Article ::
Petrodollars And Sovereign Wealth Funds

By The Nattering Naybob

Summary

  • Discussion of sub-$50 crude oil on SWFs (Sovereign Wealth Funds) and the resulting reversal in flows to equity, bond, commodity, capital and asset markets.
  • Brief discussion of the Euro/Dollar (ED) liquidity.
  • Brief discussion of the effects of a potential dollar melt up.

Excerpt:

In brief, this is the second chapter in a series of thematically-related missives which will attempt to identify the macroeconomic forces with the potential to adversely affect capital, commodity, equity, bond and asset markets.

From Jeffrey P. Snider's That 'Other' Non-Investment Stock Bid:

"Funded by oil revenues, mostly, it is estimated that sovereign wealth funds have amassed at least $7 trillion in assets, and quite likely significantly more than that…. That sets up a sort of petro-stock flow, operating in an almost direct manner exactly as the wrongly characterized petro-dollar is thought to. Oil revenues are recycled back into the world's asset markets… it raises a more fundamental question about the state of affairs in 2015. What might happen, then, if oil prices didn't just sail along into the 2020s on Bernanke's QE debasement, instead suddenly collapsing by more than 60%?"

Request ::
Answer these about the petrodollars article:
(a) Which chapter of its series does the article say it is?
(b) Whose piece supplies the quoted passage?
(c) At minimum, how much in assets are sovereign wealth funds estimated to have amassed?
The records have no connection to the text.

Data lines ::
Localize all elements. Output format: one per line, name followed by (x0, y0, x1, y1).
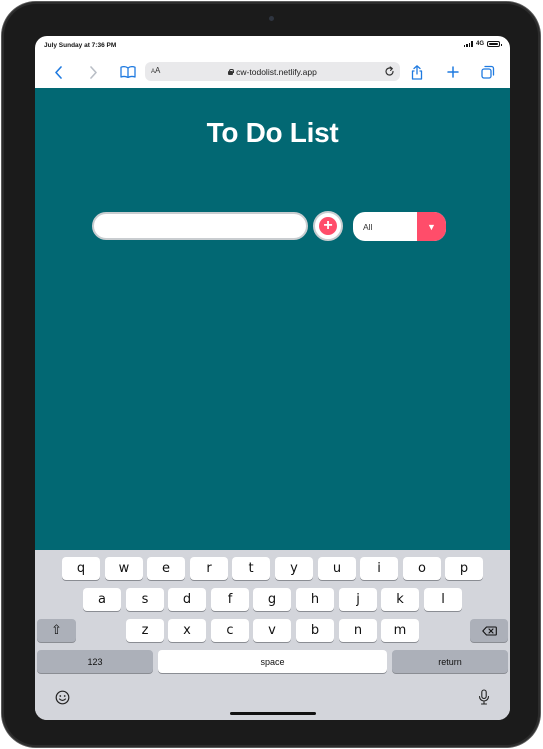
reload-icon (384, 65, 394, 76)
numbers-key[interactable]: 123 (37, 650, 153, 673)
key-z[interactable]: z (126, 619, 164, 642)
bookmarks-button[interactable] (116, 56, 140, 88)
key-x[interactable]: x (168, 619, 206, 642)
url-text: cw-todolist.netlify.app (236, 66, 317, 77)
address-bar[interactable]: AA cw-todolist.netlify.app (145, 62, 400, 81)
new-tab-button[interactable] (441, 56, 465, 88)
reload-button[interactable] (382, 64, 396, 78)
plus-circle-icon: + (319, 217, 337, 235)
key-s[interactable]: s (126, 588, 164, 611)
todo-input[interactable] (92, 212, 308, 240)
plus-icon (447, 66, 459, 78)
browser-toolbar: AA cw-todolist.netlify.app (35, 56, 510, 88)
key-y[interactable]: y (275, 557, 313, 580)
ipad-frame: July Sunday at 7:36 PM 4G AA cw-todolist… (2, 2, 540, 747)
key-i[interactable]: i (360, 557, 398, 580)
lock-icon (228, 68, 234, 75)
front-camera (269, 16, 274, 21)
key-k[interactable]: k (381, 588, 419, 611)
emoji-button[interactable] (53, 688, 71, 706)
status-indicators: 4G (463, 41, 502, 47)
key-m[interactable]: m (381, 619, 419, 642)
url-display: cw-todolist.netlify.app (145, 62, 400, 81)
key-n[interactable]: n (339, 619, 377, 642)
key-u[interactable]: u (318, 557, 356, 580)
webpage: To Do List + All ▼ (35, 88, 510, 550)
back-button[interactable] (46, 56, 70, 88)
status-bar: July Sunday at 7:36 PM 4G (35, 36, 510, 56)
book-icon (120, 66, 136, 78)
key-q[interactable]: q (62, 557, 100, 580)
delete-key[interactable] (470, 619, 508, 642)
status-time: July Sunday at 7:36 PM (44, 42, 117, 49)
key-a[interactable]: a (83, 588, 121, 611)
chevron-left-icon (54, 65, 62, 79)
key-l[interactable]: l (424, 588, 462, 611)
shift-key[interactable]: ⇧ (37, 619, 76, 642)
key-d[interactable]: d (168, 588, 206, 611)
share-icon (411, 64, 423, 80)
space-key[interactable]: space (158, 650, 387, 673)
key-g[interactable]: g (253, 588, 291, 611)
page-title: To Do List (206, 117, 339, 148)
dropdown-arrow-icon[interactable]: ▼ (417, 212, 446, 241)
emoji-icon (55, 690, 69, 704)
key-o[interactable]: o (403, 557, 441, 580)
home-indicator (230, 712, 316, 715)
key-p[interactable]: p (445, 557, 483, 580)
key-r[interactable]: r (190, 557, 228, 580)
tabs-overview-button[interactable] (476, 56, 500, 88)
battery-icon (487, 41, 502, 47)
key-w[interactable]: w (105, 557, 143, 580)
onscreen-keyboard: q w e r t y u i o p a s d f g h j k l ⇧ … (35, 550, 510, 720)
key-j[interactable]: j (339, 588, 377, 611)
key-b[interactable]: b (296, 619, 334, 642)
return-key[interactable]: return (392, 650, 508, 673)
forward-button[interactable] (81, 56, 105, 88)
shift-icon: ⇧ (51, 623, 62, 638)
dictation-button[interactable] (475, 688, 493, 706)
tabs-icon (481, 65, 495, 79)
microphone-icon (478, 689, 490, 705)
add-todo-button[interactable]: + (313, 211, 343, 241)
cellular-signal-icon (463, 41, 473, 47)
key-h[interactable]: h (296, 588, 334, 611)
filter-selected-value: All (363, 221, 373, 232)
key-e[interactable]: e (147, 557, 185, 580)
key-t[interactable]: t (232, 557, 270, 580)
share-button[interactable] (405, 56, 429, 88)
filter-select[interactable]: All ▼ (353, 212, 446, 241)
screen: July Sunday at 7:36 PM 4G AA cw-todolist… (35, 36, 510, 720)
network-type: 4G (475, 41, 484, 47)
key-f[interactable]: f (211, 588, 249, 611)
key-c[interactable]: c (211, 619, 249, 642)
chevron-right-icon (89, 65, 97, 79)
key-v[interactable]: v (253, 619, 291, 642)
backspace-icon (481, 625, 497, 636)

Complete answer ::
(a) The second chapter.
(b) Jeffrey P. Snider's "That 'Other' Non-Investment Stock Bid".
(c) $7 trillion.